─── Task input ───

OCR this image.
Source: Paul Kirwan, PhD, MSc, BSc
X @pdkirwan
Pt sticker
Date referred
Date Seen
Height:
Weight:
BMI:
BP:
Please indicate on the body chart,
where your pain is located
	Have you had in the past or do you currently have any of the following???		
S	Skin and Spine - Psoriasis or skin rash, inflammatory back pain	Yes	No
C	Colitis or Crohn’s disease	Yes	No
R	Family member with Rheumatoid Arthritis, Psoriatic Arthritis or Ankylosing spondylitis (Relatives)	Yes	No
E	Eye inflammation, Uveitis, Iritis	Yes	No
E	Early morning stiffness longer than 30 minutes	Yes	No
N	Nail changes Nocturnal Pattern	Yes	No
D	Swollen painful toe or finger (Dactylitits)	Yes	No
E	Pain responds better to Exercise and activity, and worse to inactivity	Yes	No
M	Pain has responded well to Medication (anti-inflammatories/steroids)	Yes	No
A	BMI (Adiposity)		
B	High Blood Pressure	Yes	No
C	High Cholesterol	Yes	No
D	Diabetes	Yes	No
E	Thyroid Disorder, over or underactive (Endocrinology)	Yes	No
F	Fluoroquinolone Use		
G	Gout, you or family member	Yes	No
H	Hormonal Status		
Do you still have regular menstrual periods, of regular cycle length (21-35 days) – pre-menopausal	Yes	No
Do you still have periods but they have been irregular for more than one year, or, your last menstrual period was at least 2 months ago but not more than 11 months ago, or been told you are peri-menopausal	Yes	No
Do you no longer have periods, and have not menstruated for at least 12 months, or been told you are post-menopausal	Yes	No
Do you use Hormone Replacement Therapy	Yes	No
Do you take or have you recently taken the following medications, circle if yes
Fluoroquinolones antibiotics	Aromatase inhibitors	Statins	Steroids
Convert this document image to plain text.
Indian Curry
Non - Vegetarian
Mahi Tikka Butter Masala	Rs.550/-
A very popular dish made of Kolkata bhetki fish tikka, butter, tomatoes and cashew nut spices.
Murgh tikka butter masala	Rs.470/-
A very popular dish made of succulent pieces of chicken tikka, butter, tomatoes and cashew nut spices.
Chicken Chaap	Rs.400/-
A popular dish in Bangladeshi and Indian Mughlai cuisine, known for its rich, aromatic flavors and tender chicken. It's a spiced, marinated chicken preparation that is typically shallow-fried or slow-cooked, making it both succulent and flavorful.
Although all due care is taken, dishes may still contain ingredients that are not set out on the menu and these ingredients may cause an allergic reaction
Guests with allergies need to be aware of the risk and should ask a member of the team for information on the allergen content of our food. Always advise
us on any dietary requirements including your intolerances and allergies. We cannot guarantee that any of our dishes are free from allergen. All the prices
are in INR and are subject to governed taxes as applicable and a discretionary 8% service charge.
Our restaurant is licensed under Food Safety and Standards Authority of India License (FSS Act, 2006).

───

Exercise instructions:
From the "Convert this document image to plain text." line to the close of the listing, restate each line word for word.

Correct response:
Convert this document image to plain text.
Indian Curry
Non - Vegetarian
Mahi Tikka Butter Masala	Rs.550/-
A very popular dish made of Kolkata bhetki fish tikka, butter, tomatoes and cashew nut spices.
Murgh tikka butter masala	Rs.470/-
A very popular dish made of succulent pieces of chicken tikka, butter, tomatoes and cashew nut spices.
Chicken Chaap	Rs.400/-
A popular dish in Bangladeshi and Indian Mughlai cuisine, known for its rich, aromatic flavors and tender chicken. It's a spiced, marinated chicken preparation that is typically shallow-fried or slow-cooked, making it both succulent and flavorful.
Although all due care is taken, dishes may still contain ingredients that are not set out on the menu and these ingredients may cause an allergic reaction
Guests with allergies need to be aware of the risk and should ask a member of the team for information on the allergen content of our food. Always advise
us on any dietary requirements including your intolerances and allergies. We cannot guarantee that any of our dishes are free from allergen. All the prices
are in INR and are subject to governed taxes as applicable and a discretionary 8% service charge.
Our restaurant is licensed under Food Safety and Standards Authority of India License (FSS Act, 2006).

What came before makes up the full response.